__Stated goal 1__:
Update the source rows starting at the one containing "close-tab-icon[interactable]: × xyxy=(538,41,545,60)" and ending at the one containing "minimize-button[interactable]: — xyxy=(1205,1,1231,18)" by replacing "taskbar-item" with "taskbar-button", leaving everything else unchanged. Return only those rows.

__Quoted text__:
........

Ask HN: Data pipelines and ETLs - muramira
Been working with an org that is really struggling with the reliability and maintainability of their ETLs and data pipelines. Could you share some tools and best practices in 2017?
======
PaulHoule
The backstop "best practice" is to put somebody in charge of the issue and
give them both the responsibility and authority to fix it.

Next you need to face up to the causes of the problems. There may be five or
six root causes, and if you plan to fix just 4 of them, you will pay 80% of
the costs, but get 2% or 0% of the benefits in terms of cost savings because
the other root causes will still cause chaos, and now people will start to
blame the tools and procedures that were tried (those costs will be very
visible.)

Getting people on board with a realistic plan can be a little bit like getting
an alcoholic to recognize the damage that drinking has done to their life, but
the alternative is wishful thinking.

........

(Source rows)
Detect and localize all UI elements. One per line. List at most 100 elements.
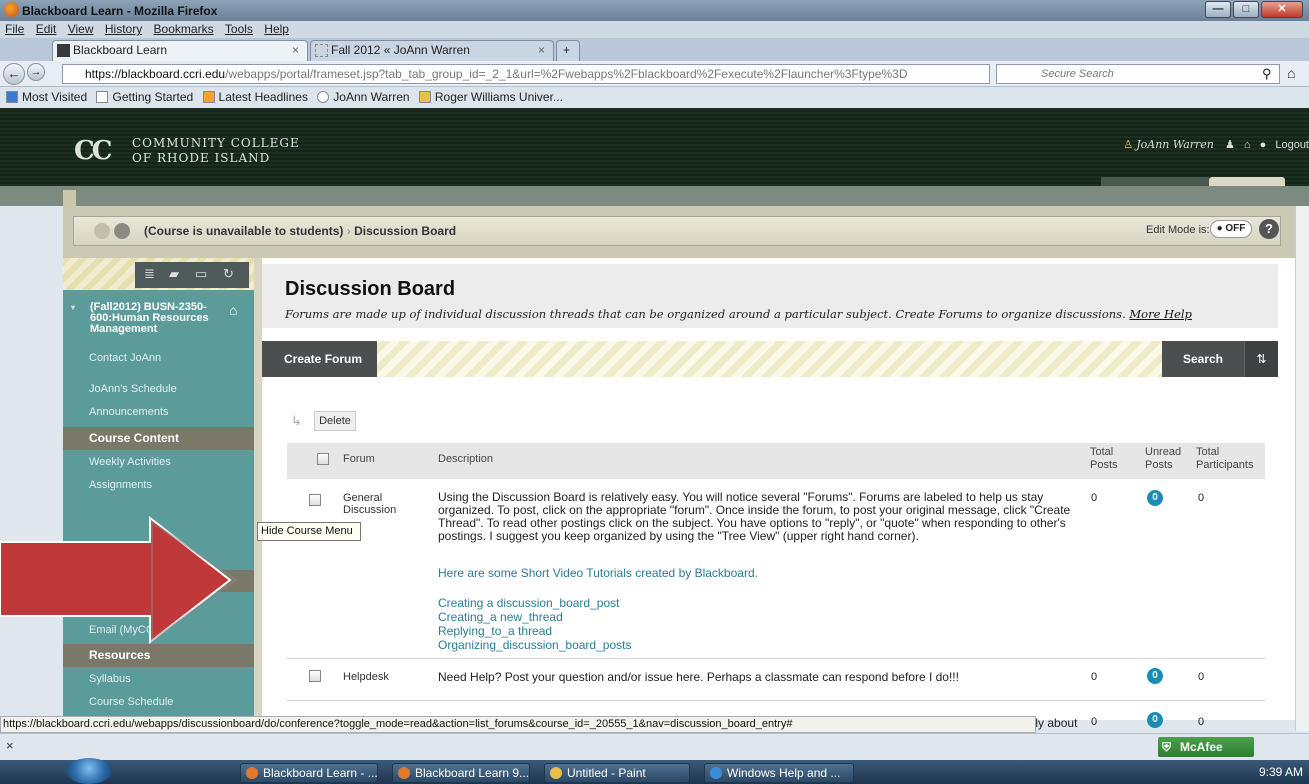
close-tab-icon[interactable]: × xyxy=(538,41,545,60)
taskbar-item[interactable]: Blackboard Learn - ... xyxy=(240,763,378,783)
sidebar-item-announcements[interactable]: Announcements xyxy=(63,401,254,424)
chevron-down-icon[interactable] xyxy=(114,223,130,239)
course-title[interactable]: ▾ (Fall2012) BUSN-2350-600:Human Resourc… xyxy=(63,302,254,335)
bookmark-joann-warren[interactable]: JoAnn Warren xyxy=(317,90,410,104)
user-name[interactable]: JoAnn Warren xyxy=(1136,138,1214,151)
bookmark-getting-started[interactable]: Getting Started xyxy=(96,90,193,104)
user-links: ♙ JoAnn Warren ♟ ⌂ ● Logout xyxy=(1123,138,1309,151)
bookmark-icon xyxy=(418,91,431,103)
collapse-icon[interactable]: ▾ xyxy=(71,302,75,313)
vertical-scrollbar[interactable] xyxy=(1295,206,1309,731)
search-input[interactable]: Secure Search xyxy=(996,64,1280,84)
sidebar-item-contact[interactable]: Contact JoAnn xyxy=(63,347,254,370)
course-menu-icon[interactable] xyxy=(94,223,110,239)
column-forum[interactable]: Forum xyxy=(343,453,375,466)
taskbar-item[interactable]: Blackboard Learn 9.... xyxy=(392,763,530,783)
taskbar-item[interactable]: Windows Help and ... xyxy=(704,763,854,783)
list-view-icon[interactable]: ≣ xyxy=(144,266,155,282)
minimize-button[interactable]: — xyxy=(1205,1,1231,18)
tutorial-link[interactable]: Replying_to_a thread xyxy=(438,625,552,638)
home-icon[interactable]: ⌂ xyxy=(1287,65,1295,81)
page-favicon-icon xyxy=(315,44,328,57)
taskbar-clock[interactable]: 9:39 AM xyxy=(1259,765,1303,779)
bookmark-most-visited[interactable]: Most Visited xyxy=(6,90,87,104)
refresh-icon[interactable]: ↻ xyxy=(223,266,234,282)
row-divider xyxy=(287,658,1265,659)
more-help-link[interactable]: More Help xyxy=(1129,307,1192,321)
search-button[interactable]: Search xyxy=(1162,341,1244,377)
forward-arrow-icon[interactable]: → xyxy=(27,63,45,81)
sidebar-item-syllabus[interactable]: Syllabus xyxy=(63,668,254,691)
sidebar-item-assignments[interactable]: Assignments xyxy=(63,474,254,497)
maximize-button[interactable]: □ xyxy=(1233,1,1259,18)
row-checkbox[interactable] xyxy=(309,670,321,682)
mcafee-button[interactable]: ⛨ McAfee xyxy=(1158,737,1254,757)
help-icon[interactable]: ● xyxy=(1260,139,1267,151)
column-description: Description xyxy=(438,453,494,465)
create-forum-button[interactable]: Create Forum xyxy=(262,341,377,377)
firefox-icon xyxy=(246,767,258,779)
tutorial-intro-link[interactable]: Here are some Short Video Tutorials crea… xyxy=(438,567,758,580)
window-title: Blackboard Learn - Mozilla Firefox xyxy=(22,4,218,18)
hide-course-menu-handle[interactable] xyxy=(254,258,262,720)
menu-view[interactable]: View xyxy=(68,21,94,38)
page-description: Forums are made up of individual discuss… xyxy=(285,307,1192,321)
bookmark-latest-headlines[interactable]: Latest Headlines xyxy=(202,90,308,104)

........

__Stated goal 2__:
Reproduce the passage of the data pipelines thread word for word, starting at "Getting people on" and ending at "is wishful thinking.".

__Exercise result 1__:
close-tab-icon[interactable]: × xyxy=(538,41,545,60)
taskbar-button[interactable]: Blackboard Learn - ... xyxy=(240,763,378,783)
sidebar-item-announcements[interactable]: Announcements xyxy=(63,401,254,424)
chevron-down-icon[interactable] xyxy=(114,223,130,239)
course-title[interactable]: ▾ (Fall2012) BUSN-2350-600:Human Resourc… xyxy=(63,302,254,335)
bookmark-joann-warren[interactable]: JoAnn Warren xyxy=(317,90,410,104)
user-name[interactable]: JoAnn Warren xyxy=(1136,138,1214,151)
bookmark-getting-started[interactable]: Getting Started xyxy=(96,90,193,104)
user-links: ♙ JoAnn Warren ♟ ⌂ ● Logout xyxy=(1123,138,1309,151)
bookmark-icon xyxy=(418,91,431,103)
collapse-icon[interactable]: ▾ xyxy=(71,302,75,313)
vertical-scrollbar[interactable] xyxy=(1295,206,1309,731)
search-input[interactable]: Secure Search xyxy=(996,64,1280,84)
sidebar-item-contact[interactable]: Contact JoAnn xyxy=(63,347,254,370)
course-menu-icon[interactable] xyxy=(94,223,110,239)
column-forum[interactable]: Forum xyxy=(343,453,375,466)
taskbar-button[interactable]: Blackboard Learn 9.... xyxy=(392,763,530,783)
taskbar-button[interactable]: Windows Help and ... xyxy=(704,763,854,783)
list-view-icon[interactable]: ≣ xyxy=(144,266,155,282)
minimize-button[interactable]: — xyxy=(1205,1,1231,18)

__Exercise result 2__:
Getting people on board with a realistic plan can be a little bit like getting
an alcoholic to recognize the damage that drinking has done to their life, but
the alternative is wishful thinking.